##### Provided records #####

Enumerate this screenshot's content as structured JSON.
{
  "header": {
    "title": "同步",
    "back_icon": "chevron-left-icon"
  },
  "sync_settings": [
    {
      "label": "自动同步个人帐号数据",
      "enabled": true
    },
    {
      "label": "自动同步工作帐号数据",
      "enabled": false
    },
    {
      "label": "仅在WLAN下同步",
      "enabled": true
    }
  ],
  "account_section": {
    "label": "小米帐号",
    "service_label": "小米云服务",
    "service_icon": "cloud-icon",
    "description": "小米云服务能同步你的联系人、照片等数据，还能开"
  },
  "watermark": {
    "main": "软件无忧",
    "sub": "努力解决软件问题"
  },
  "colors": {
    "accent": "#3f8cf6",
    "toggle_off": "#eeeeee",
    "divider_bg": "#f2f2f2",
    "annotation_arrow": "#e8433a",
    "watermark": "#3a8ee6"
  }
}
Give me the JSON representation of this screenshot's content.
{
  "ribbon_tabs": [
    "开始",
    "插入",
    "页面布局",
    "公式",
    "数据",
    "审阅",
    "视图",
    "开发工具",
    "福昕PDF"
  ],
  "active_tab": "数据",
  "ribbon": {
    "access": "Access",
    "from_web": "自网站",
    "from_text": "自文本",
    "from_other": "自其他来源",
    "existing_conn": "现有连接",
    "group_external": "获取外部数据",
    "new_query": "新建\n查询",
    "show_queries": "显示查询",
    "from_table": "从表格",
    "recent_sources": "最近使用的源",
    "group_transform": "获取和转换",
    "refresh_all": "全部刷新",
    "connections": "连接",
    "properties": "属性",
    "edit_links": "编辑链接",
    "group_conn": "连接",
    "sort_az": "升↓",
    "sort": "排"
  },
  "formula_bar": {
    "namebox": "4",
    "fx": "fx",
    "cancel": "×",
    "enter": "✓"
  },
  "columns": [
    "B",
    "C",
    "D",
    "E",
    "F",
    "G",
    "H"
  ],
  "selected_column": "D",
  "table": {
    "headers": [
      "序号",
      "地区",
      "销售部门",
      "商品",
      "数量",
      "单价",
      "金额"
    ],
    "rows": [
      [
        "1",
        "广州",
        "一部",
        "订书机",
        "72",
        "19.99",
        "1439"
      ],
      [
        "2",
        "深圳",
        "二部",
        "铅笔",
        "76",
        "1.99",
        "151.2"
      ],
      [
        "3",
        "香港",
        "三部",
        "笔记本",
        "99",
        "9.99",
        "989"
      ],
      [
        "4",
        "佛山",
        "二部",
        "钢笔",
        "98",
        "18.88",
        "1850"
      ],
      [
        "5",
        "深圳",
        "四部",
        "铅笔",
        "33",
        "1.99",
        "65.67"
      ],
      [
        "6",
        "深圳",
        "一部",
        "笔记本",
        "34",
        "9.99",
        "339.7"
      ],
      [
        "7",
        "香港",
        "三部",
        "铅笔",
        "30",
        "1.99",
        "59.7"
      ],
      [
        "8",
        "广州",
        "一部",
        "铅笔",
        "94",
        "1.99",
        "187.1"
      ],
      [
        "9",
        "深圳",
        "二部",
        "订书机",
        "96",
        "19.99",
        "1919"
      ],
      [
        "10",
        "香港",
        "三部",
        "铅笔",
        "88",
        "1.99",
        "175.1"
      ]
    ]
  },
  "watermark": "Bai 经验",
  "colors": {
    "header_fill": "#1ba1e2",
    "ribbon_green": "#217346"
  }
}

#####

Recopy the whole listing exactly.

Enumerate this screenshot's content as structured JSON.
{
  "header": {
    "title": "同步",
    "back_icon": "chevron-left-icon"
  },
  "sync_settings": [
    {
      "label": "自动同步个人帐号数据",
      "enabled": true
    },
    {
      "label": "自动同步工作帐号数据",
      "enabled": false
    },
    {
      "label": "仅在WLAN下同步",
      "enabled": true
    }
  ],
  "account_section": {
    "label": "小米帐号",
    "service_label": "小米云服务",
    "service_icon": "cloud-icon",
    "description": "小米云服务能同步你的联系人、照片等数据，还能开"
  },
  "watermark": {
    "main": "软件无忧",
    "sub": "努力解决软件问题"
  },
  "colors": {
    "accent": "#3f8cf6",
    "toggle_off": "#eeeeee",
    "divider_bg": "#f2f2f2",
    "annotation_arrow": "#e8433a",
    "watermark": "#3a8ee6"
  }
}
Give me the JSON representation of this screenshot's content.
{
  "ribbon_tabs": [
    "开始",
    "插入",
    "页面布局",
    "公式",
    "数据",
    "审阅",
    "视图",
    "开发工具",
    "福昕PDF"
  ],
  "active_tab": "数据",
  "ribbon": {
    "access": "Access",
    "from_web": "自网站",
    "from_text": "自文本",
    "from_other": "自其他来源",
    "existing_conn": "现有连接",
    "group_external": "获取外部数据",
    "new_query": "新建\n查询",
    "show_queries": "显示查询",
    "from_table": "从表格",
    "recent_sources": "最近使用的源",
    "group_transform": "获取和转换",
    "refresh_all": "全部刷新",
    "connections": "连接",
    "properties": "属性",
    "edit_links": "编辑链接",
    "group_conn": "连接",
    "sort_az": "升↓",
    "sort": "排"
  },
  "formula_bar": {
    "namebox": "4",
    "fx": "fx",
    "cancel": "×",
    "enter": "✓"
  },
  "columns": [
    "B",
    "C",
    "D",
    "E",
    "F",
    "G",
    "H"
  ],
  "selected_column": "D",
  "table": {
    "headers": [
      "序号",
      "地区",
      "销售部门",
      "商品",
      "数量",
      "单价",
      "金额"
    ],
    "rows": [
      [
        "1",
        "广州",
        "一部",
        "订书机",
        "72",
        "19.99",
        "1439"
      ],
      [
        "2",
        "深圳",
        "二部",
        "铅笔",
        "76",
        "1.99",
        "151.2"
      ],
      [
        "3",
        "香港",
        "三部",
        "笔记本",
        "99",
        "9.99",
        "989"
      ],
      [
        "4",
        "佛山",
        "二部",
        "钢笔",
        "98",
        "18.88",
        "1850"
      ],
      [
        "5",
        "深圳",
        "四部",
        "铅笔",
        "33",
        "1.99",
        "65.67"
      ],
      [
        "6",
        "深圳",
        "一部",
        "笔记本",
        "34",
        "9.99",
        "339.7"
      ],
      [
        "7",
        "香港",
        "三部",
        "铅笔",
        "30",
        "1.99",
        "59.7"
      ],
      [
        "8",
        "广州",
        "一部",
        "铅笔",
        "94",
        "1.99",
        "187.1"
      ],
      [
        "9",
        "深圳",
        "二部",
        "订书机",
        "96",
        "19.99",
        "1919"
      ],
      [
        "10",
        "香港",
        "三部",
        "铅笔",
        "88",
        "1.99",
        "175.1"
      ]
    ]
  },
  "watermark": "Bai 经验",
  "colors": {
    "header_fill": "#1ba1e2",
    "ribbon_green": "#217346"
  }
}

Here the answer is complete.